Dataset items
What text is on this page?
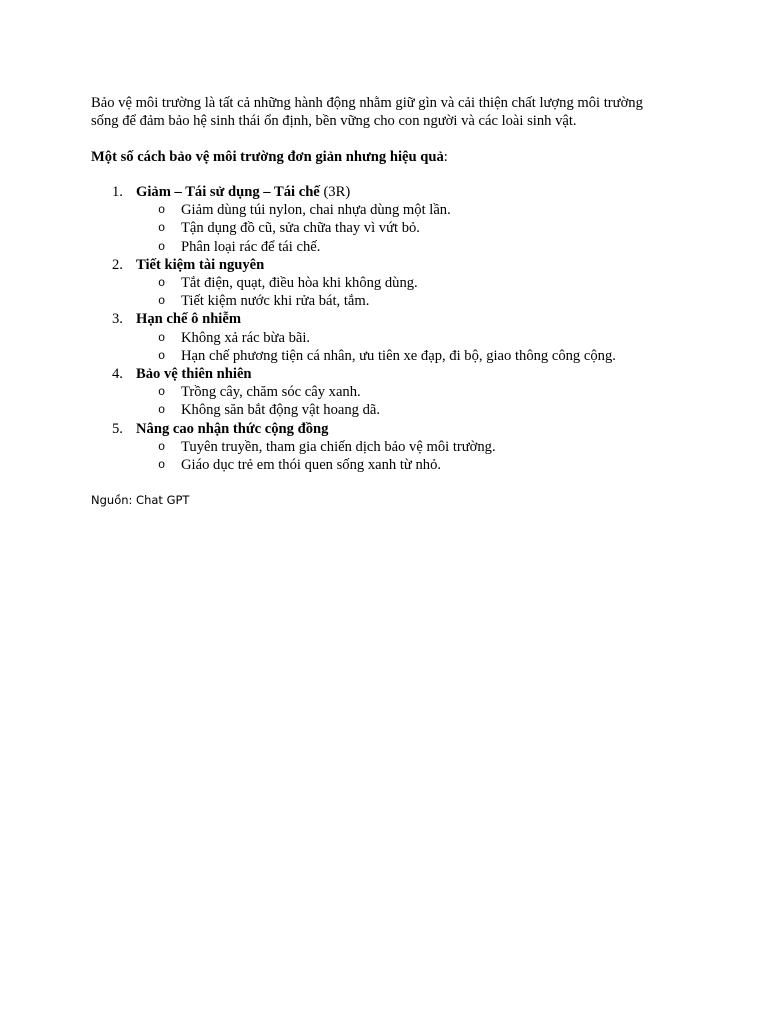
Bảo vệ môi trường là tất cả những hành động nhằm giữ gìn và cải thiện chất lượng môi trường

sống để đảm bảo hệ sinh thái ổn định, bền vững cho con người và các loài sinh vật.

Một số cách bảo vệ môi trường đơn giản nhưng hiệu quả:

1. Giảm – Tái sử dụng – Tái chế (3R)
o Giảm dùng túi nylon, chai nhựa dùng một lần.
o Tận dụng đồ cũ, sửa chữa thay vì vứt bỏ.
o Phân loại rác để tái chế.
2. Tiết kiệm tài nguyên
o Tắt điện, quạt, điều hòa khi không dùng.
o Tiết kiệm nước khi rửa bát, tắm.
3. Hạn chế ô nhiễm
o Không xả rác bừa bãi.
o Hạn chế phương tiện cá nhân, ưu tiên xe đạp, đi bộ, giao thông công cộng.
4. Bảo vệ thiên nhiên
o Trồng cây, chăm sóc cây xanh.
o Không săn bắt động vật hoang dã.
5. Nâng cao nhận thức cộng đồng
o Tuyên truyền, tham gia chiến dịch bảo vệ môi trường.
o Giáo dục trẻ em thói quen sống xanh từ nhỏ.

Nguồn: Chat GPT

Set exercise
Extract the entries in full, exactly as they are, minus the pictures.

Answer for the task
What text is on this page?
Bảo vệ môi trường là tất cả những hành động nhằm giữ gìn và cải thiện chất lượng môi trường

sống để đảm bảo hệ sinh thái ổn định, bền vững cho con người và các loài sinh vật.

Một số cách bảo vệ môi trường đơn giản nhưng hiệu quả:

1. Giảm – Tái sử dụng – Tái chế (3R)
o Giảm dùng túi nylon, chai nhựa dùng một lần.
o Tận dụng đồ cũ, sửa chữa thay vì vứt bỏ.
o Phân loại rác để tái chế.
2. Tiết kiệm tài nguyên
o Tắt điện, quạt, điều hòa khi không dùng.
o Tiết kiệm nước khi rửa bát, tắm.
3. Hạn chế ô nhiễm
o Không xả rác bừa bãi.
o Hạn chế phương tiện cá nhân, ưu tiên xe đạp, đi bộ, giao thông công cộng.
4. Bảo vệ thiên nhiên
o Trồng cây, chăm sóc cây xanh.
o Không săn bắt động vật hoang dã.
5. Nâng cao nhận thức cộng đồng
o Tuyên truyền, tham gia chiến dịch bảo vệ môi trường.
o Giáo dục trẻ em thói quen sống xanh từ nhỏ.

Nguồn: Chat GPT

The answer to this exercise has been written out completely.